GIVEN TASK: Locate the word "ёлка" in the material, then show every line that holds it.

==========

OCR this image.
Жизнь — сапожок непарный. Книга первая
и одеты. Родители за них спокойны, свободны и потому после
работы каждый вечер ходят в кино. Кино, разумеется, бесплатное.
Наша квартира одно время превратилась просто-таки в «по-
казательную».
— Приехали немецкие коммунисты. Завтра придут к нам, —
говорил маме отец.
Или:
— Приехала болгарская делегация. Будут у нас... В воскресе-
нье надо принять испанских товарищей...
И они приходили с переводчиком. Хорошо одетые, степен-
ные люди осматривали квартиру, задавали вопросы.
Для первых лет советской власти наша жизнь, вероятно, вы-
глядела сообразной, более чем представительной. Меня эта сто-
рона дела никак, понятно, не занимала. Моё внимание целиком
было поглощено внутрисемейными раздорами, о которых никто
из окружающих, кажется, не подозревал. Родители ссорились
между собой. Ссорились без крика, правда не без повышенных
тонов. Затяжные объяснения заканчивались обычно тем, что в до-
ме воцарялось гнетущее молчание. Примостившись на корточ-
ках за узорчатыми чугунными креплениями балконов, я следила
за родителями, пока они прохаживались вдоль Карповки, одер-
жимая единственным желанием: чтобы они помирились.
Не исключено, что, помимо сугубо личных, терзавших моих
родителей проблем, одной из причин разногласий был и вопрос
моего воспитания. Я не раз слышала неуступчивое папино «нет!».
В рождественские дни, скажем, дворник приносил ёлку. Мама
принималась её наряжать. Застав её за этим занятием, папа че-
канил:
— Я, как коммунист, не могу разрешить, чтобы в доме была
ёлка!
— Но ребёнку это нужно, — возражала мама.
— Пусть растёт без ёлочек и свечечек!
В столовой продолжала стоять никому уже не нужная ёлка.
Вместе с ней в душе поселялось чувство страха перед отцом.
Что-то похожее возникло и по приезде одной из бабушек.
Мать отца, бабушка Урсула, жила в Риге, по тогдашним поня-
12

==========

OUTPUT:
ёлка!
В столовой продолжала стоять никому уже не нужная ёлка.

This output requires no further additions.